The records below should be written out again, exactly.
Records for the task start
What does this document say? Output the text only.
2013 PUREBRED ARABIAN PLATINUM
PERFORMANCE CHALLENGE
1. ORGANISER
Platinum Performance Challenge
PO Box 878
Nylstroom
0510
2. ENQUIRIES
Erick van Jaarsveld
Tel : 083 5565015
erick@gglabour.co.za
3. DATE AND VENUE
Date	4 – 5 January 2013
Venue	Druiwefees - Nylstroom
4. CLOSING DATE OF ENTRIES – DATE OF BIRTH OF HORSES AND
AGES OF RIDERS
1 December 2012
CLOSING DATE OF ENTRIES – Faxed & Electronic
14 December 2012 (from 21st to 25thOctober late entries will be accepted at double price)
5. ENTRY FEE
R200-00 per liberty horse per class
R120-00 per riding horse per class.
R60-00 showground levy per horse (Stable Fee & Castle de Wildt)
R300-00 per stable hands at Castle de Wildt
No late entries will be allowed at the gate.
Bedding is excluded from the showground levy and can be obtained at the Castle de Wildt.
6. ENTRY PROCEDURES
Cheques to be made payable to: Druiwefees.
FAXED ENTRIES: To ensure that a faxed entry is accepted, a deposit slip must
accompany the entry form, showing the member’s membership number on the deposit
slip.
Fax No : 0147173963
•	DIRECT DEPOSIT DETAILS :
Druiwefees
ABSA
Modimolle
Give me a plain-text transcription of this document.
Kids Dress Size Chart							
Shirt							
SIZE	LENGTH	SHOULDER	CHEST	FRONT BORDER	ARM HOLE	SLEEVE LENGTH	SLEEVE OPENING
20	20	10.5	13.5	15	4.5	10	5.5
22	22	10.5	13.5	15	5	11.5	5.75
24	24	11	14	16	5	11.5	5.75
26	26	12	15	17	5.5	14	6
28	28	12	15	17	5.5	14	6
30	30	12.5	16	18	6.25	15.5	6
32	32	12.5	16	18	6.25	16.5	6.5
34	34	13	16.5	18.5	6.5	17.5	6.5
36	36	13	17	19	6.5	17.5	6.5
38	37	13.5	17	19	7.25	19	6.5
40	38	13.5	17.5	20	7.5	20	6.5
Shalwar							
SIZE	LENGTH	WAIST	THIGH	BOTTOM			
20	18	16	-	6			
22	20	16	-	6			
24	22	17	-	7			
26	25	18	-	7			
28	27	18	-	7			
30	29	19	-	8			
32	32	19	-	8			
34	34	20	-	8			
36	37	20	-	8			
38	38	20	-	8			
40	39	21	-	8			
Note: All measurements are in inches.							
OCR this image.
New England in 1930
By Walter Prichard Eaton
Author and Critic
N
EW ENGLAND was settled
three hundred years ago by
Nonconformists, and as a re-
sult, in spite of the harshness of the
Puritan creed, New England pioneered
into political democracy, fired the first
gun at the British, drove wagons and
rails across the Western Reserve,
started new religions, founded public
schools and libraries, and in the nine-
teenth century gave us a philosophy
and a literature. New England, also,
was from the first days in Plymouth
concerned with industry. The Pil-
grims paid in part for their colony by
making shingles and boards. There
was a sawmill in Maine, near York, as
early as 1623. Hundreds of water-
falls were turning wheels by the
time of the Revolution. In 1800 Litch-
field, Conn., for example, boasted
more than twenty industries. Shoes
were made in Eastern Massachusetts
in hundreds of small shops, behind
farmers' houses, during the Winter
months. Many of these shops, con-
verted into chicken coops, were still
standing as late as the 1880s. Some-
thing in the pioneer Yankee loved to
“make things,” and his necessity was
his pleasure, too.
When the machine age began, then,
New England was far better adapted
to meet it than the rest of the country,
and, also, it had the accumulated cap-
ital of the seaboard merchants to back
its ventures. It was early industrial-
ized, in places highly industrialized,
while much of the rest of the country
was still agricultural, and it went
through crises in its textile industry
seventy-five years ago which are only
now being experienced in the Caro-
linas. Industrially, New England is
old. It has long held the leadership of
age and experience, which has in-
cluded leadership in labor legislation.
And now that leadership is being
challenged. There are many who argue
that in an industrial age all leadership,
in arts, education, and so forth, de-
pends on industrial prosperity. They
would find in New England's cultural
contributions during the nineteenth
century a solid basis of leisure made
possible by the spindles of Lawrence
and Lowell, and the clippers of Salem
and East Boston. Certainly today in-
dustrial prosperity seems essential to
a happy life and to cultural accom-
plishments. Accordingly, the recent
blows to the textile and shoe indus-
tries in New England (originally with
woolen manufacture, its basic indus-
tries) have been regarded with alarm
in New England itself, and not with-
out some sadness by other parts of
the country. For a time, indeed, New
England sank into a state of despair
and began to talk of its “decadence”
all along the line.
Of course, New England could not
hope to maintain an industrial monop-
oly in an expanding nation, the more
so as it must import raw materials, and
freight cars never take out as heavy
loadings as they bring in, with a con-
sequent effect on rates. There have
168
Records for the task end
▸ Problem solution:
What does this document say? Output the text only.
2013 PUREBRED ARABIAN PLATINUM
PERFORMANCE CHALLENGE
1. ORGANISER
Platinum Performance Challenge
PO Box 878
Nylstroom
0510
2. ENQUIRIES
Erick van Jaarsveld
Tel : 083 5565015
erick@gglabour.co.za
3. DATE AND VENUE
Date	4 – 5 January 2013
Venue	Druiwefees - Nylstroom
4. CLOSING DATE OF ENTRIES – DATE OF BIRTH OF HORSES AND
AGES OF RIDERS
1 December 2012
CLOSING DATE OF ENTRIES – Faxed & Electronic
14 December 2012 (from 21st to 25thOctober late entries will be accepted at double price)
5. ENTRY FEE
R200-00 per liberty horse per class
R120-00 per riding horse per class.
R60-00 showground levy per horse (Stable Fee & Castle de Wildt)
R300-00 per stable hands at Castle de Wildt
No late entries will be allowed at the gate.
Bedding is excluded from the showground levy and can be obtained at the Castle de Wildt.
6. ENTRY PROCEDURES
Cheques to be made payable to: Druiwefees.
FAXED ENTRIES: To ensure that a faxed entry is accepted, a deposit slip must
accompany the entry form, showing the member’s membership number on the deposit
slip.
Fax No : 0147173963
•	DIRECT DEPOSIT DETAILS :
Druiwefees
ABSA
Modimolle
Give me a plain-text transcription of this document.
Kids Dress Size Chart							
Shirt							
SIZE	LENGTH	SHOULDER	CHEST	FRONT BORDER	ARM HOLE	SLEEVE LENGTH	SLEEVE OPENING
20	20	10.5	13.5	15	4.5	10	5.5
22	22	10.5	13.5	15	5	11.5	5.75
24	24	11	14	16	5	11.5	5.75
26	26	12	15	17	5.5	14	6
28	28	12	15	17	5.5	14	6
30	30	12.5	16	18	6.25	15.5	6
32	32	12.5	16	18	6.25	16.5	6.5
34	34	13	16.5	18.5	6.5	17.5	6.5
36	36	13	17	19	6.5	17.5	6.5
38	37	13.5	17	19	7.25	19	6.5
40	38	13.5	17.5	20	7.5	20	6.5
Shalwar							
SIZE	LENGTH	WAIST	THIGH	BOTTOM			
20	18	16	-	6			
22	20	16	-	6			
24	22	17	-	7			
26	25	18	-	7			
28	27	18	-	7			
30	29	19	-	8			
32	32	19	-	8			
34	34	20	-	8			
36	37	20	-	8			
38	38	20	-	8			
40	39	21	-	8			
Note: All measurements are in inches.							
OCR this image.
New England in 1930
By Walter Prichard Eaton
Author and Critic
N
EW ENGLAND was settled
three hundred years ago by
Nonconformists, and as a re-
sult, in spite of the harshness of the
Puritan creed, New England pioneered
into political democracy, fired the first
gun at the British, drove wagons and
rails across the Western Reserve,
started new religions, founded public
schools and libraries, and in the nine-
teenth century gave us a philosophy
and a literature. New England, also,
was from the first days in Plymouth
concerned with industry. The Pil-
grims paid in part for their colony by
making shingles and boards. There
was a sawmill in Maine, near York, as
early as 1623. Hundreds of water-
falls were turning wheels by the
time of the Revolution. In 1800 Litch-
field, Conn., for example, boasted
more than twenty industries. Shoes
were made in Eastern Massachusetts
in hundreds of small shops, behind
farmers' houses, during the Winter
months. Many of these shops, con-
verted into chicken coops, were still
standing as late as the 1880s. Some-
thing in the pioneer Yankee loved to
“make things,” and his necessity was
his pleasure, too.
When the machine age began, then,
New England was far better adapted
to meet it than the rest of the country,
and, also, it had the accumulated cap-
ital of the seaboard merchants to back
its ventures. It was early industrial-
ized, in places highly industrialized,
while much of the rest of the country
was still agricultural, and it went
through crises in its textile industry
seventy-five years ago which are only
now being experienced in the Caro-
linas. Industrially, New England is
old. It has long held the leadership of
age and experience, which has in-
cluded leadership in labor legislation.
And now that leadership is being
challenged. There are many who argue
that in an industrial age all leadership,
in arts, education, and so forth, de-
pends on industrial prosperity. They
would find in New England's cultural
contributions during the nineteenth
century a solid basis of leisure made
possible by the spindles of Lawrence
and Lowell, and the clippers of Salem
and East Boston. Certainly today in-
dustrial prosperity seems essential to
a happy life and to cultural accom-
plishments. Accordingly, the recent
blows to the textile and shoe indus-
tries in New England (originally with
woolen manufacture, its basic indus-
tries) have been regarded with alarm
in New England itself, and not with-
out some sadness by other parts of
the country. For a time, indeed, New
England sank into a state of despair
and began to talk of its “decadence”
all along the line.
Of course, New England could not
hope to maintain an industrial monop-
oly in an expanding nation, the more
so as it must import raw materials, and
freight cars never take out as heavy
loadings as they bring in, with a con-
sequent effect on rates. There have
168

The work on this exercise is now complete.